(Extracted records)

--

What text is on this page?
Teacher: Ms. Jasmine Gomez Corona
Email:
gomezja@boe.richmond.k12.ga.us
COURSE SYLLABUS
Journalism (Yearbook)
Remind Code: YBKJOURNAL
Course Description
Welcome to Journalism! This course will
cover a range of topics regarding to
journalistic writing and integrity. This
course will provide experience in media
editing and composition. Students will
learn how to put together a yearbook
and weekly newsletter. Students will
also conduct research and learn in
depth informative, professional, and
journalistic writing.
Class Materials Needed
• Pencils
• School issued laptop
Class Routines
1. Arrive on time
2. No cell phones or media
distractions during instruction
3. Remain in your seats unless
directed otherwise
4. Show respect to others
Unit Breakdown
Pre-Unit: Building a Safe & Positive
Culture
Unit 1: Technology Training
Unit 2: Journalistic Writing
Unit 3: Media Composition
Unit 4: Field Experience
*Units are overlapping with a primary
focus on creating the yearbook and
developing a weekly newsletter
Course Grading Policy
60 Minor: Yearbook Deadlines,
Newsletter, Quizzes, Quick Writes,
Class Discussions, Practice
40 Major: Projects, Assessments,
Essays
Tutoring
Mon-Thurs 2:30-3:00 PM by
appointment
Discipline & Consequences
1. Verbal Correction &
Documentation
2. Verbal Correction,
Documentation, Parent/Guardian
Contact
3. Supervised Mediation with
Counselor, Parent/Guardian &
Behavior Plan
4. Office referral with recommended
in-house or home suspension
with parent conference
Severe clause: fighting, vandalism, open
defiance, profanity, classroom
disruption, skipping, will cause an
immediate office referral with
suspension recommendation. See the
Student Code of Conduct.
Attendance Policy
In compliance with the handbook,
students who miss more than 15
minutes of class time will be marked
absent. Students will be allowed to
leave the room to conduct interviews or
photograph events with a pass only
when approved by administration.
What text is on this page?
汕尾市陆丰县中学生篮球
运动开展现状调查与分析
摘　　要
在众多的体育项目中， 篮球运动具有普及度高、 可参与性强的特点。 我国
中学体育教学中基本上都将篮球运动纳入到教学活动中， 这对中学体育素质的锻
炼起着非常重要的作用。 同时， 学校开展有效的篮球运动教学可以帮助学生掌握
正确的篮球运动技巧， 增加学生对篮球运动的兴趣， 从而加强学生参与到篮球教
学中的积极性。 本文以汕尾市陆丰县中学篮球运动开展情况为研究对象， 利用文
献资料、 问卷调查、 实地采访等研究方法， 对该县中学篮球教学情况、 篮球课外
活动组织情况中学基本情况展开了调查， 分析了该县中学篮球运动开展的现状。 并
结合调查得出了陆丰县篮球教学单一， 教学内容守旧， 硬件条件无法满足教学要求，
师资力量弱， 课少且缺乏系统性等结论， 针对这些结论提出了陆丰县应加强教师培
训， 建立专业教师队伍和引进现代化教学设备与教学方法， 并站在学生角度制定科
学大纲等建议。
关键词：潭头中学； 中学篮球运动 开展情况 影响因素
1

--

Check every line of the data above for the string "Guardian", and copy those that have it.

Documentation, Parent/Guardian
Counselor, Parent/Guardian &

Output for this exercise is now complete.